=== Stored items ===
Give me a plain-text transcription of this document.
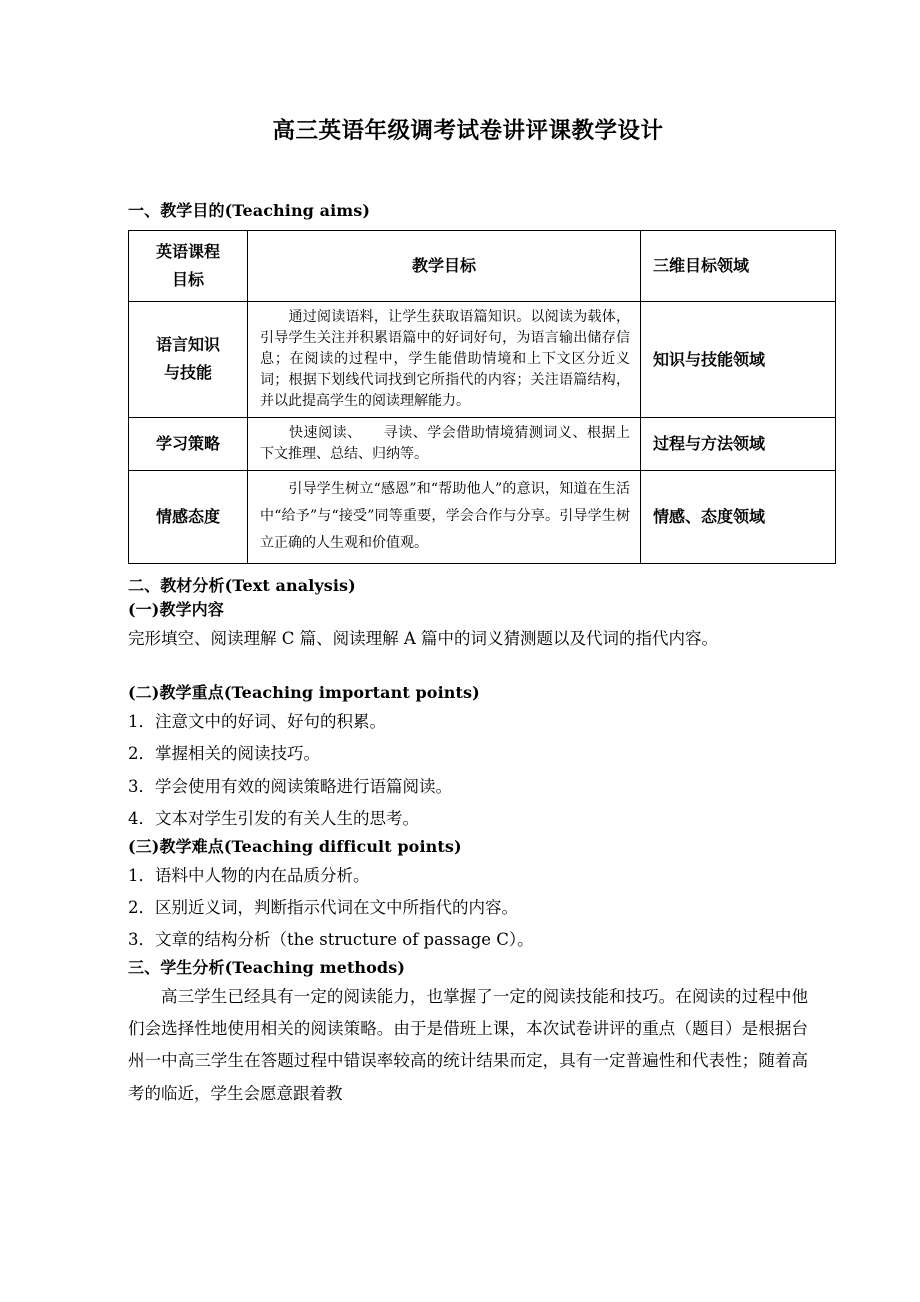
高三英语年级调考试卷讲评课教学设计
一、教学目的(Teaching aims)
英语课程
目标	教学目标	三维目标领域

语言知识
与技能	　　通过阅读语料，让学生获取语篇知识。以阅读为载体，引导学生关注并积累语篇中的好词好句，为语言输出储存信息；在阅读的过程中，学生能借助情境和上下文区分近义词；根据下划线代词找到它所指代的内容；关注语篇结构，并以此提高学生的阅读理解能力。	知识与技能领域

学习策略	　　快速阅读、　　寻读、学会借助情境猜测词义、根据上下文推理、总结、归纳等。	过程与方法领域

情感态度	　　引导学生树立“感恩”和“帮助他人”的意识，知道在生活中“给予”与“接受”同等重要，学会合作与分享。引导学生树立正确的人生观和价值观。	情感、态度领域
二、教材分析(Text analysis)
(一)教学内容
完形填空、阅读理解 C 篇、阅读理解 A 篇中的词义猜测题以及代词的指代内容。
(二)教学重点(Teaching important points)
1．注意文中的好词、好句的积累。
2．掌握相关的阅读技巧。
3．学会使用有效的阅读策略进行语篇阅读。
4．文本对学生引发的有关人生的思考。
(三)教学难点(Teaching difficult points)
1．语料中人物的内在品质分析。
2．区别近义词，判断指示代词在文中所指代的内容。
3．文章的结构分析（the structure of passage C）。
三、学生分析(Teaching methods)
高三学生已经具有一定的阅读能力，也掌握了一定的阅读技能和技巧。在阅读的过程中他们会选择性地使用相关的阅读策略。由于是借班上课，本次试卷讲评的重点（题目）是根据台州一中高三学生在答题过程中错误率较高的统计结果而定，具有一定普遍性和代表性；随着高考的临近，学生会愿意跟着教
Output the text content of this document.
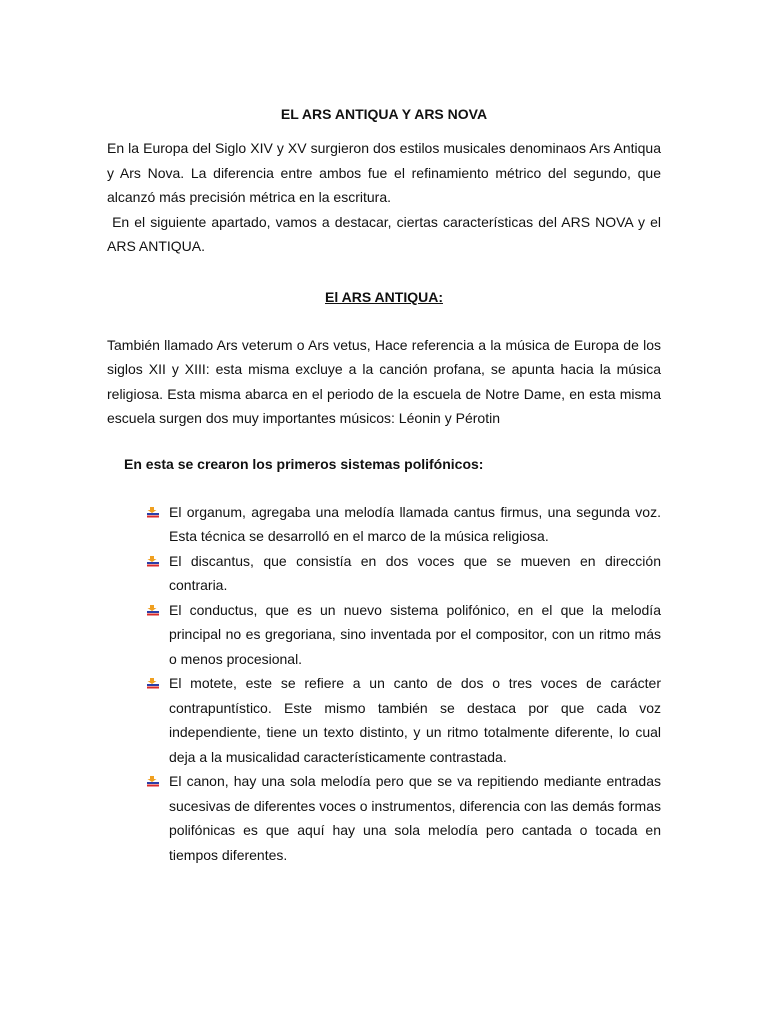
EL ARS ANTIQUA Y ARS NOVA

En la Europa del Siglo XIV y XV surgieron dos estilos musicales denominaos Ars Antiqua y Ars Nova. La diferencia entre ambos fue el refinamiento métrico del segundo, que alcanzó más precisión métrica en la escritura.

En el siguiente apartado, vamos a destacar, ciertas características del ARS NOVA y el ARS ANTIQUA.

El ARS ANTIQUA:

También llamado Ars veterum o Ars vetus, Hace referencia a la música de Europa de los siglos XII y XIII: esta misma excluye a la canción profana, se apunta hacia la música religiosa. Esta misma abarca en el periodo de la escuela de Notre Dame, en esta misma escuela surgen dos muy importantes músicos: Léonin y Pérotin

En esta se crearon los primeros sistemas polifónicos:

El organum, agregaba una melodía llamada cantus firmus, una segunda voz. Esta técnica se desarrolló en el marco de la música religiosa.
El discantus, que consistía en dos voces que se mueven en dirección contraria.
El conductus, que es un nuevo sistema polifónico, en el que la melodía principal no es gregoriana, sino inventada por el compositor, con un ritmo más o menos procesional.
El motete, este se refiere a un canto de dos o tres voces de carácter contrapuntístico. Este mismo también se destaca por que cada voz independiente, tiene un texto distinto, y un ritmo totalmente diferente, lo cual deja a la musicalidad característicamente contrastada.
El canon, hay una sola melodía pero que se va repitiendo mediante entradas sucesivas de diferentes voces o instrumentos, diferencia con las demás formas polifónicas es que aquí hay una sola melodía pero cantada o tocada en tiempos diferentes.
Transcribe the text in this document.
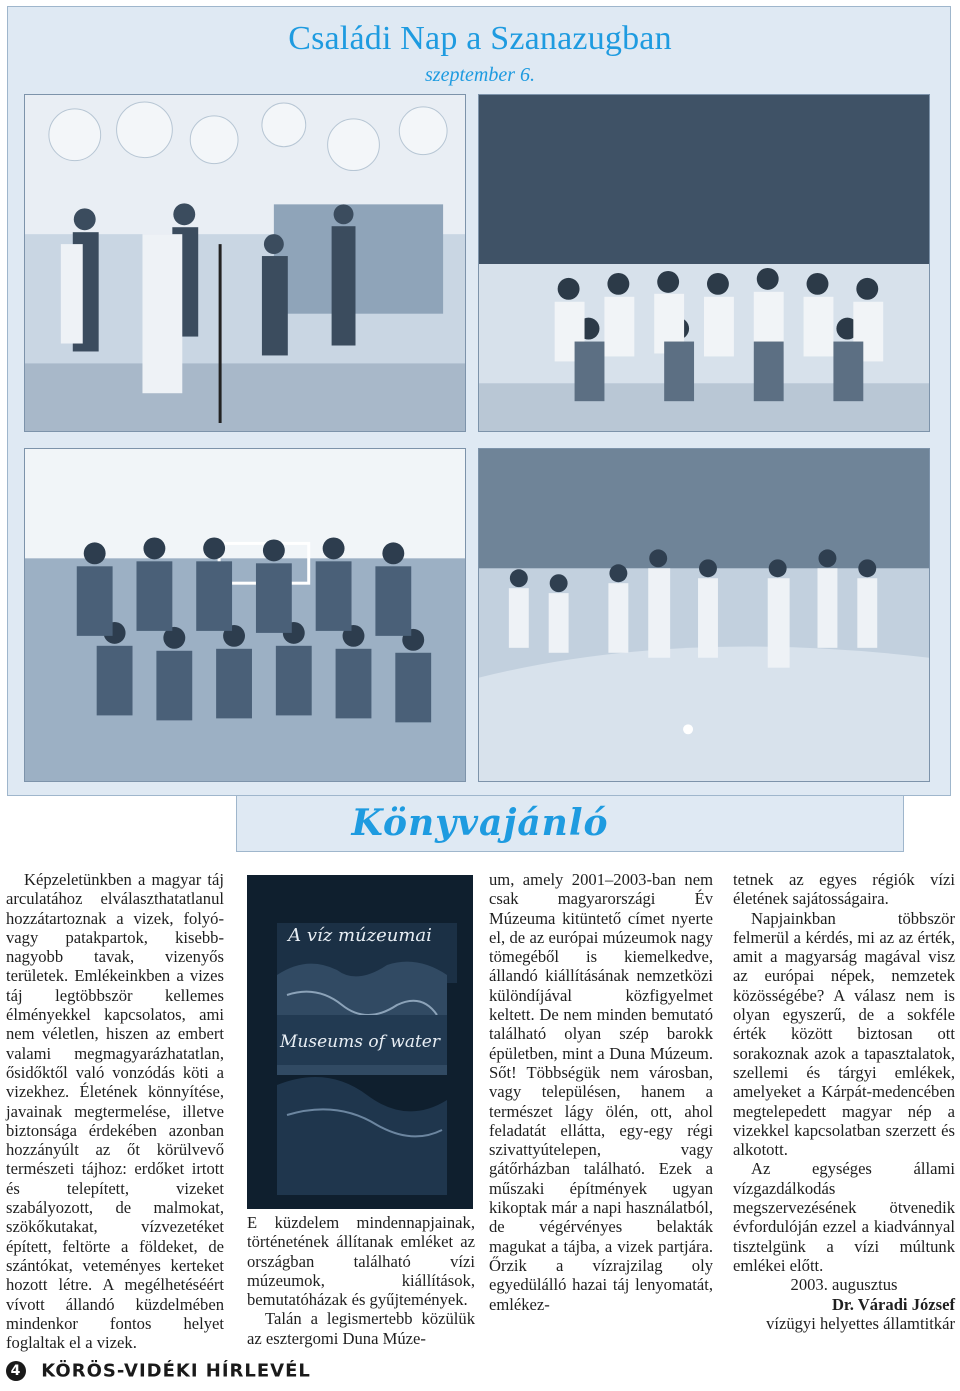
Családi Nap a Szanazugban
szeptember 6.
Könyvajánló

Képzeletünkben a magyar táj arculatához elválaszthatatlanul hozzátartoznak a vizek, folyó- vagy patakpartok, kisebb-nagyobb tavak, vizenyős területek. Emlékeinkben a vizes táj legtöbbször kellemes élményekkel kapcsolatos, ami nem véletlen, hiszen az embert valami megmagyarázhatatlan, ősidőktől való vonzódás köti a vizekhez. Életének könnyítése, javainak megtermelése, illetve biztonsága érdekében azonban hozzányúlt az őt körülvevő természeti tájhoz: erdőket irtott és telepített, vizeket szabályozott, de malmokat, szökőkutakat, vízvezetéket épített, feltörte a földeket, de szántókat, veteményes kerteket hozott létre. A megélhetéséért vívott állandó küzdelmében mindenkor fontos helyet foglaltak el a vizek.

A víz múzeumai
Museums of water

E küzdelem mindennapjainak, történetének állítanak emléket az országban található vízi múzeumok, kiállítások, bemutatóházak és gyűjtemények.

Talán a legismertebb közülük az esztergomi Duna Múze-

um, amely 2001–2003-ban nem csak magyarországi Év Múzeuma kitüntető címet nyerte el, de az európai múzeumok nagy tömegéből is kiemelkedve, állandó kiállításának nemzetközi különdíjával közfigyelmet keltett. De nem minden bemutató található olyan szép barokk épületben, mint a Duna Múzeum. Sőt! Többségük nem városban, vagy településen, hanem a természet lágy ölén, ott, ahol feladatát ellátta, egy-egy régi szivattyútelepen, vagy gátőrházban található. Ezek a műszaki építmények ugyan kikoptak már a napi használatból, de végérvényes belakták magukat a tájba, a vizek partjára. Őrzik a vízrajzilag oly egyedülálló hazai táj lenyomatát, emlékez-

tetnek az egyes régiók vízi életének sajátosságaira.

Napjainkban többször felmerül a kérdés, mi az az érték, amit a magyarság magával visz az európai népek, nemzetek közösségébe? A válasz nem is olyan egyszerű, de a sokféle érték között biztosan ott sorakoznak azok a tapasztalatok, szellemi és tárgyi emlékek, amelyeket a Kárpát-medencében megtelepedett magyar nép a vizekkel kapcsolatban szerzett és alkotott.

Az egységes állami vízgazdálkodás megszervezésének ötvenedik évfordulóján ezzel a kiadvánnyal tisztelgünk a vízi múltunk emlékei előtt.

2003. augusztus

Dr. Váradi József

vízügyi helyettes államtitkár

4 KÖRÖS-VIDÉKI HÍRLEVÉL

=== GOAL OF THE EXERCISE ===
Repeat each entry precisely as it appears. Leave the pictures out.

=== EXERCISE ANSWER ===
Give me a plain-text transcription of this document.
高三英语年级调考试卷讲评课教学设计
一、教学目的(Teaching aims)
英语课程
目标	教学目标	三维目标领域

语言知识
与技能	　　通过阅读语料，让学生获取语篇知识。以阅读为载体，引导学生关注并积累语篇中的好词好句，为语言输出储存信息；在阅读的过程中，学生能借助情境和上下文区分近义词；根据下划线代词找到它所指代的内容；关注语篇结构，并以此提高学生的阅读理解能力。	知识与技能领域

学习策略	　　快速阅读、　　寻读、学会借助情境猜测词义、根据上下文推理、总结、归纳等。	过程与方法领域

情感态度	　　引导学生树立“感恩”和“帮助他人”的意识，知道在生活中“给予”与“接受”同等重要，学会合作与分享。引导学生树立正确的人生观和价值观。	情感、态度领域
二、教材分析(Text analysis)
(一)教学内容
完形填空、阅读理解 C 篇、阅读理解 A 篇中的词义猜测题以及代词的指代内容。
(二)教学重点(Teaching important points)
1．注意文中的好词、好句的积累。
2．掌握相关的阅读技巧。
3．学会使用有效的阅读策略进行语篇阅读。
4．文本对学生引发的有关人生的思考。
(三)教学难点(Teaching difficult points)
1．语料中人物的内在品质分析。
2．区别近义词，判断指示代词在文中所指代的内容。
3．文章的结构分析（the structure of passage C）。
三、学生分析(Teaching methods)
高三学生已经具有一定的阅读能力，也掌握了一定的阅读技能和技巧。在阅读的过程中他们会选择性地使用相关的阅读策略。由于是借班上课，本次试卷讲评的重点（题目）是根据台州一中高三学生在答题过程中错误率较高的统计结果而定，具有一定普遍性和代表性；随着高考的临近，学生会愿意跟着教
Output the text content of this document.
EL ARS ANTIQUA Y ARS NOVA

En la Europa del Siglo XIV y XV surgieron dos estilos musicales denominaos Ars Antiqua y Ars Nova. La diferencia entre ambos fue el refinamiento métrico del segundo, que alcanzó más precisión métrica en la escritura.

En el siguiente apartado, vamos a destacar, ciertas características del ARS NOVA y el ARS ANTIQUA.

El ARS ANTIQUA:

También llamado Ars veterum o Ars vetus, Hace referencia a la música de Europa de los siglos XII y XIII: esta misma excluye a la canción profana, se apunta hacia la música religiosa. Esta misma abarca en el periodo de la escuela de Notre Dame, en esta misma escuela surgen dos muy importantes músicos: Léonin y Pérotin

En esta se crearon los primeros sistemas polifónicos:

El organum, agregaba una melodía llamada cantus firmus, una segunda voz. Esta técnica se desarrolló en el marco de la música religiosa.
El discantus, que consistía en dos voces que se mueven en dirección contraria.
El conductus, que es un nuevo sistema polifónico, en el que la melodía principal no es gregoriana, sino inventada por el compositor, con un ritmo más o menos procesional.
El motete, este se refiere a un canto de dos o tres voces de carácter contrapuntístico. Este mismo también se destaca por que cada voz independiente, tiene un texto distinto, y un ritmo totalmente diferente, lo cual deja a la musicalidad característicamente contrastada.
El canon, hay una sola melodía pero que se va repitiendo mediante entradas sucesivas de diferentes voces o instrumentos, diferencia con las demás formas polifónicas es que aquí hay una sola melodía pero cantada o tocada en tiempos diferentes.
Transcribe the text in this document.
Családi Nap a Szanazugban
szeptember 6.
Könyvajánló

Képzeletünkben a magyar táj arculatához elválaszthatatlanul hozzátartoznak a vizek, folyó- vagy patakpartok, kisebb-nagyobb tavak, vizenyős területek. Emlékeinkben a vizes táj legtöbbször kellemes élményekkel kapcsolatos, ami nem véletlen, hiszen az embert valami megmagyarázhatatlan, ősidőktől való vonzódás köti a vizekhez. Életének könnyítése, javainak megtermelése, illetve biztonsága érdekében azonban hozzányúlt az őt körülvevő természeti tájhoz: erdőket irtott és telepített, vizeket szabályozott, de malmokat, szökőkutakat, vízvezetéket épített, feltörte a földeket, de szántókat, veteményes kerteket hozott létre. A megélhetéséért vívott állandó küzdelmében mindenkor fontos helyet foglaltak el a vizek.

A víz múzeumai
Museums of water

E küzdelem mindennapjainak, történetének állítanak emléket az országban található vízi múzeumok, kiállítások, bemutatóházak és gyűjtemények.

Talán a legismertebb közülük az esztergomi Duna Múze-

um, amely 2001–2003-ban nem csak magyarországi Év Múzeuma kitüntető címet nyerte el, de az európai múzeumok nagy tömegéből is kiemelkedve, állandó kiállításának nemzetközi különdíjával közfigyelmet keltett. De nem minden bemutató található olyan szép barokk épületben, mint a Duna Múzeum. Sőt! Többségük nem városban, vagy településen, hanem a természet lágy ölén, ott, ahol feladatát ellátta, egy-egy régi szivattyútelepen, vagy gátőrházban található. Ezek a műszaki építmények ugyan kikoptak már a napi használatból, de végérvényes belakták magukat a tájba, a vizek partjára. Őrzik a vízrajzilag oly egyedülálló hazai táj lenyomatát, emlékez-

tetnek az egyes régiók vízi életének sajátosságaira.

Napjainkban többször felmerül a kérdés, mi az az érték, amit a magyarság magával visz az európai népek, nemzetek közösségébe? A válasz nem is olyan egyszerű, de a sokféle érték között biztosan ott sorakoznak azok a tapasztalatok, szellemi és tárgyi emlékek, amelyeket a Kárpát-medencében megtelepedett magyar nép a vizekkel kapcsolatban szerzett és alkotott.

Az egységes állami vízgazdálkodás megszervezésének ötvenedik évfordulóján ezzel a kiadvánnyal tisztelgünk a vízi múltunk emlékei előtt.

2003. augusztus

Dr. Váradi József

vízügyi helyettes államtitkár

4 KÖRÖS-VIDÉKI HÍRLEVÉL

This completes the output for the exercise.